YOUR GOAL: Determine the count of lines holding "this" and give that count alone.

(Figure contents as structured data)
================

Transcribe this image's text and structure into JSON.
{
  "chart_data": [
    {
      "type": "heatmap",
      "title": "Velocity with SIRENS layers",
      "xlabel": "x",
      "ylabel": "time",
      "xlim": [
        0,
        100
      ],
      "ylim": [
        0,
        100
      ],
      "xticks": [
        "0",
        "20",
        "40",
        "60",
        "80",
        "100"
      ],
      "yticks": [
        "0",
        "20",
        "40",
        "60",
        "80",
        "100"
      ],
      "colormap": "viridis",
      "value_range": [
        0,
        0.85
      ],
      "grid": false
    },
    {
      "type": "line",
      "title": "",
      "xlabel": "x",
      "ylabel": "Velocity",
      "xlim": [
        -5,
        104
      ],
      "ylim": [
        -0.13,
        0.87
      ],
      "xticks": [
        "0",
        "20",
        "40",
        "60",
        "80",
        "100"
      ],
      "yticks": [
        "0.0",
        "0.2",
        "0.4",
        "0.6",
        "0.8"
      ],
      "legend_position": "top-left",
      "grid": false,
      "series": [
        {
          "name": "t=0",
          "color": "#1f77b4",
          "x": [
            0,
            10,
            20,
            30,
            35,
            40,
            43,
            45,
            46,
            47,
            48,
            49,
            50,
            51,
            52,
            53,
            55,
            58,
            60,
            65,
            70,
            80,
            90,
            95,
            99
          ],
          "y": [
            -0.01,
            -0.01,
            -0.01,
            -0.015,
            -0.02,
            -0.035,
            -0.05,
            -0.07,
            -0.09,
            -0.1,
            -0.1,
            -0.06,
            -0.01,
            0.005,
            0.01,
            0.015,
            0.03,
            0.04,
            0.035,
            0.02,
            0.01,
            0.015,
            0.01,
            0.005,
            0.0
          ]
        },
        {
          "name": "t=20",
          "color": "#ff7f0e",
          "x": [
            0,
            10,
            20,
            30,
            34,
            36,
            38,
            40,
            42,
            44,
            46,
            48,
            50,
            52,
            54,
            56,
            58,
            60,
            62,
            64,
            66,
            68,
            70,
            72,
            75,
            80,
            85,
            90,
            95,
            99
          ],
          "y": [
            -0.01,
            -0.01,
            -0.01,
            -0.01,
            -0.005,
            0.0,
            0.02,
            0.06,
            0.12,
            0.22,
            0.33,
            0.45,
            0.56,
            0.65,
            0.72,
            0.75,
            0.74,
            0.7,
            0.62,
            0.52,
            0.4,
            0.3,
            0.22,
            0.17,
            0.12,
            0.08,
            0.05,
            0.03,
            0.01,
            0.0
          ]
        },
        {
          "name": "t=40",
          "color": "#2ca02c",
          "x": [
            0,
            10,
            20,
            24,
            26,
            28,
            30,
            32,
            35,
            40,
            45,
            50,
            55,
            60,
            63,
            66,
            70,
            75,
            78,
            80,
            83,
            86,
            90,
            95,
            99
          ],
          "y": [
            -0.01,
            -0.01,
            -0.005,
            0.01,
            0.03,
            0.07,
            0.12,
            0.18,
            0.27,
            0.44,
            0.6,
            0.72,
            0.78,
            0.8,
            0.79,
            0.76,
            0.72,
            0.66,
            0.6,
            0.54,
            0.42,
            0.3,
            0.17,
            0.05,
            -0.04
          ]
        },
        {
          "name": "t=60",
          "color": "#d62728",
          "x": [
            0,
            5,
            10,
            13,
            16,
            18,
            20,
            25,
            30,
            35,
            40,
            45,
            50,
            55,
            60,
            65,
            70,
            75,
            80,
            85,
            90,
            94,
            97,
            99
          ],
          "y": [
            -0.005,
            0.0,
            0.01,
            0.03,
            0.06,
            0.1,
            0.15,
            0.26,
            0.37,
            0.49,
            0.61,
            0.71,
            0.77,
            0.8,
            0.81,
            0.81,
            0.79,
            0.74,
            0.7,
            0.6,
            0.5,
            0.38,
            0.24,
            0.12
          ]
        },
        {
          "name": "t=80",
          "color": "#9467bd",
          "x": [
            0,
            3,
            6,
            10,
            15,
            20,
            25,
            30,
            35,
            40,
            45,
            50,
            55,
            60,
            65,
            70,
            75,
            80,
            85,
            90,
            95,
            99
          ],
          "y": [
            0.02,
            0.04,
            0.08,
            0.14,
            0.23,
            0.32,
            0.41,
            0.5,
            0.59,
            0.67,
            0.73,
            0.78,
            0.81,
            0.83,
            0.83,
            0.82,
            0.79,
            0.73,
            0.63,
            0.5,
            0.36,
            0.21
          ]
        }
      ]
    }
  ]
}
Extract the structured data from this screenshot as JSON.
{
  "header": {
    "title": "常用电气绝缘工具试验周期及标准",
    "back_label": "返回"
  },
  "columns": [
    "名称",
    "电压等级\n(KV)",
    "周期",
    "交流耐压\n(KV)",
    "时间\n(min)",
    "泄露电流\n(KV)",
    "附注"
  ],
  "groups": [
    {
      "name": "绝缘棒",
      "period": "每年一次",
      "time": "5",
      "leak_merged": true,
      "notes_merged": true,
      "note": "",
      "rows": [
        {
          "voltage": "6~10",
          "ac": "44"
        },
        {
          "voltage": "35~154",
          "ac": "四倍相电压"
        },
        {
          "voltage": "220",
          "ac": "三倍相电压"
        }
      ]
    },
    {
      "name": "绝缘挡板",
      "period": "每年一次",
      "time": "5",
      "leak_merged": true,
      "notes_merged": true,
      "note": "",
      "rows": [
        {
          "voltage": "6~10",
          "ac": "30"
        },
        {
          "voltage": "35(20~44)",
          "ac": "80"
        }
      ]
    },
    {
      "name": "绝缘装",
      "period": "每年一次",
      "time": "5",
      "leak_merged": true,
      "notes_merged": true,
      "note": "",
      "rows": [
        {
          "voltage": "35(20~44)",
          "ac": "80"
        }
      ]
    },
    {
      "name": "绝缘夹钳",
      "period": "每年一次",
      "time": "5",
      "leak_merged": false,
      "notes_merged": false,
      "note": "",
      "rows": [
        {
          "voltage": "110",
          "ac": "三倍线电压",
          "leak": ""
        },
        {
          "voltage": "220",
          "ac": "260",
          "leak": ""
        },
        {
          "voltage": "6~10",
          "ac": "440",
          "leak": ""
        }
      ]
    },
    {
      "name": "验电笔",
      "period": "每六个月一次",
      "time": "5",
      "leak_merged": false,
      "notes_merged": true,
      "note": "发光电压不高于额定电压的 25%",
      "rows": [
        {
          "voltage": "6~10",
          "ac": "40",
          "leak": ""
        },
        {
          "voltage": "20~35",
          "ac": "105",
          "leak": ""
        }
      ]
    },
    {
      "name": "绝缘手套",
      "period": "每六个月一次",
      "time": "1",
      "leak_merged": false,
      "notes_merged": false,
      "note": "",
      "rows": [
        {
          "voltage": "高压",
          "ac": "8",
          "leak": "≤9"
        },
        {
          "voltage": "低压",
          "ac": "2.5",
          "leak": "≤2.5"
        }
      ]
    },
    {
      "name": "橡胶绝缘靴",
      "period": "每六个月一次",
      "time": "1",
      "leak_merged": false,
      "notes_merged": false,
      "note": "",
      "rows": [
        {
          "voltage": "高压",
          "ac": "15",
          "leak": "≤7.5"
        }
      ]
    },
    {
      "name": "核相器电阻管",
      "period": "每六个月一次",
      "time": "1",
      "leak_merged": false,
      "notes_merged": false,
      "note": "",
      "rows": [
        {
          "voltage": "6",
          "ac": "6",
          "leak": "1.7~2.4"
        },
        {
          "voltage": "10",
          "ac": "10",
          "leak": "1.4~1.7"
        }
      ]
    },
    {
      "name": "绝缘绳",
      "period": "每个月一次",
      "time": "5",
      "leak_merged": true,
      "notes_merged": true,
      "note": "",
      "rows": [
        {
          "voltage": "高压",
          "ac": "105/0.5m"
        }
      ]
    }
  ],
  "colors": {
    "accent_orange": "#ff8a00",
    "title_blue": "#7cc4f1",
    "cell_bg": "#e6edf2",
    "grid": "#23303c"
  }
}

================

WRITTEN RESPONSE: 2